Work instructions: Find the string "JSON" in the data, then copy every line where it is found.

..............................

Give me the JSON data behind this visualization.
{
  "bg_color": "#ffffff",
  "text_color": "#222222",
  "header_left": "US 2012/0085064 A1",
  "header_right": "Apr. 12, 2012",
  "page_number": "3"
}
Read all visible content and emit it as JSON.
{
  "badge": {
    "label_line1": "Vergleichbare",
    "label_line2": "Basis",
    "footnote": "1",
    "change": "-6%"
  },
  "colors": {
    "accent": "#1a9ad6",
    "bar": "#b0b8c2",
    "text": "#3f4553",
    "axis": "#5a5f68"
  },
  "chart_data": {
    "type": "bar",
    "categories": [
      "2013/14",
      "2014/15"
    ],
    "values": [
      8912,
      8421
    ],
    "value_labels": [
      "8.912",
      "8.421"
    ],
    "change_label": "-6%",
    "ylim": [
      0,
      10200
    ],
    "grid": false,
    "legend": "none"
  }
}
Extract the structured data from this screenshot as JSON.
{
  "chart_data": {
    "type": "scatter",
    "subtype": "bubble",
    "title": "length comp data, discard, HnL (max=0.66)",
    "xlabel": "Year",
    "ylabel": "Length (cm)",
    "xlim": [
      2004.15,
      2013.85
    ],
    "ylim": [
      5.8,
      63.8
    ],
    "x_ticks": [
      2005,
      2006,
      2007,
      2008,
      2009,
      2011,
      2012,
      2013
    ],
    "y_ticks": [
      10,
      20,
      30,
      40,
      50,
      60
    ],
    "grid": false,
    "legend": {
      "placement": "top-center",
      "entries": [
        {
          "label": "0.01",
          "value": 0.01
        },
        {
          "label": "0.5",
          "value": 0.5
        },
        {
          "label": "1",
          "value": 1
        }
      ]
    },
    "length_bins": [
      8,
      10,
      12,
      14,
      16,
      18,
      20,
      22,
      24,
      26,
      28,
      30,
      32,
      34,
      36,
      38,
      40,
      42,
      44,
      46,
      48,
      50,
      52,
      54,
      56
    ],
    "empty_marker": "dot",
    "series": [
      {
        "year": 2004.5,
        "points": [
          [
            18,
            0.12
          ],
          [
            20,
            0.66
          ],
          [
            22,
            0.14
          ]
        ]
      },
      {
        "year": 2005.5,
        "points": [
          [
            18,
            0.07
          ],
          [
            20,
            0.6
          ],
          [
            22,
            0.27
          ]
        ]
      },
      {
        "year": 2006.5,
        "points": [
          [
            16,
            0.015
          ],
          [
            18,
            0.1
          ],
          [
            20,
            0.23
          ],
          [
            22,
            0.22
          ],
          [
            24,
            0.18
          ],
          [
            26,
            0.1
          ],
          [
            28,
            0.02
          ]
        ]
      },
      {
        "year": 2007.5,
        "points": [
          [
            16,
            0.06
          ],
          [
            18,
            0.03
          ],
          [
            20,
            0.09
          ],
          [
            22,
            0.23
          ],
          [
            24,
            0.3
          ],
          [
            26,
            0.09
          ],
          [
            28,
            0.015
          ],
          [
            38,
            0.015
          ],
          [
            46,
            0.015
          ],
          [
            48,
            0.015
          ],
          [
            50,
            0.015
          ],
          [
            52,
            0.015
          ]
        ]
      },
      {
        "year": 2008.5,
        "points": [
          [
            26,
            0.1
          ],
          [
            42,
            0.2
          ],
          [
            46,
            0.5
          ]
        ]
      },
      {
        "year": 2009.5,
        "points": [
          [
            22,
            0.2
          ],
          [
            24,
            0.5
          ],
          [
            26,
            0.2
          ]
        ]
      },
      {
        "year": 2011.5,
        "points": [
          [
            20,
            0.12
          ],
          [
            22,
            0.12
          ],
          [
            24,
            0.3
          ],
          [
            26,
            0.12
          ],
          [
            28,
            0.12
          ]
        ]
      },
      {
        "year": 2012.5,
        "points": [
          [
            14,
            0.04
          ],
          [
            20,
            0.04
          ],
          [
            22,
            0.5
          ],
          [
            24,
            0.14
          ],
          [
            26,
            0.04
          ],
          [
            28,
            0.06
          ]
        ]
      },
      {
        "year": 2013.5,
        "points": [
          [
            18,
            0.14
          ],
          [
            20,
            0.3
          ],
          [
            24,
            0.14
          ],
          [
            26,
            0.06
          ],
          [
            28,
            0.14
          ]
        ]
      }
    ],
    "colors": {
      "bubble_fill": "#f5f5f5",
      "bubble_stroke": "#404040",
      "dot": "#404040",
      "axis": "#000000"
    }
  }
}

..............................

Exercise output:
Give me the JSON data behind this visualization.
Read all visible content and emit it as JSON.
Extract the structured data from this screenshot as JSON.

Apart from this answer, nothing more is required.